((

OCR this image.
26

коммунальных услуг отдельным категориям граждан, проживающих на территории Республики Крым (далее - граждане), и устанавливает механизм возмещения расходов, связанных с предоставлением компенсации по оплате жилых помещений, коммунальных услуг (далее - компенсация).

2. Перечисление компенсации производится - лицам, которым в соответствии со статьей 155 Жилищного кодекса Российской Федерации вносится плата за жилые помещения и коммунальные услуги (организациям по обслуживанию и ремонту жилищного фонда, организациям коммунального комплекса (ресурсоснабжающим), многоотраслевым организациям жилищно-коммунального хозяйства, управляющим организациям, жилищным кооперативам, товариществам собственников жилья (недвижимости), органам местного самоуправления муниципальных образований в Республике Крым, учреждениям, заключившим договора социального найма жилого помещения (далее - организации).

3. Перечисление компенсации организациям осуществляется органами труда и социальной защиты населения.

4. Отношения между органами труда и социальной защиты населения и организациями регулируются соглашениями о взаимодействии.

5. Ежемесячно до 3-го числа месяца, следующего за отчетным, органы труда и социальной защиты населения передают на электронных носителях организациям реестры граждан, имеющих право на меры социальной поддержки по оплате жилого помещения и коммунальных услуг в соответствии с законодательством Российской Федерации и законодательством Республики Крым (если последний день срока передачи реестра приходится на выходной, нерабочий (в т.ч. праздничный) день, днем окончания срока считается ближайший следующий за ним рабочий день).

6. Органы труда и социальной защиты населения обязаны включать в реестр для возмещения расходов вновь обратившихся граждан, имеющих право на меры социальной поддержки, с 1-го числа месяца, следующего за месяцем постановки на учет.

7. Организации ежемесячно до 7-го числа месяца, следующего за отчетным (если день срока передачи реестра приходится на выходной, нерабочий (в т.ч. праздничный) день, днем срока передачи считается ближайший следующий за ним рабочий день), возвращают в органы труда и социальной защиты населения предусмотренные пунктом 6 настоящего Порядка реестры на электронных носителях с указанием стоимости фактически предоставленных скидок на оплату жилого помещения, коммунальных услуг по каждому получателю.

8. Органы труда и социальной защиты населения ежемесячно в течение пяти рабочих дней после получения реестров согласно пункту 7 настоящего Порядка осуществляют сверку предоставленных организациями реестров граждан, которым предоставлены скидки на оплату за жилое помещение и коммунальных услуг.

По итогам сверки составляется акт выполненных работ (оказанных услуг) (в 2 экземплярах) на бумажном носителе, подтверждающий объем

))

Give only the number of lines in the records that contain the string "оплате".

2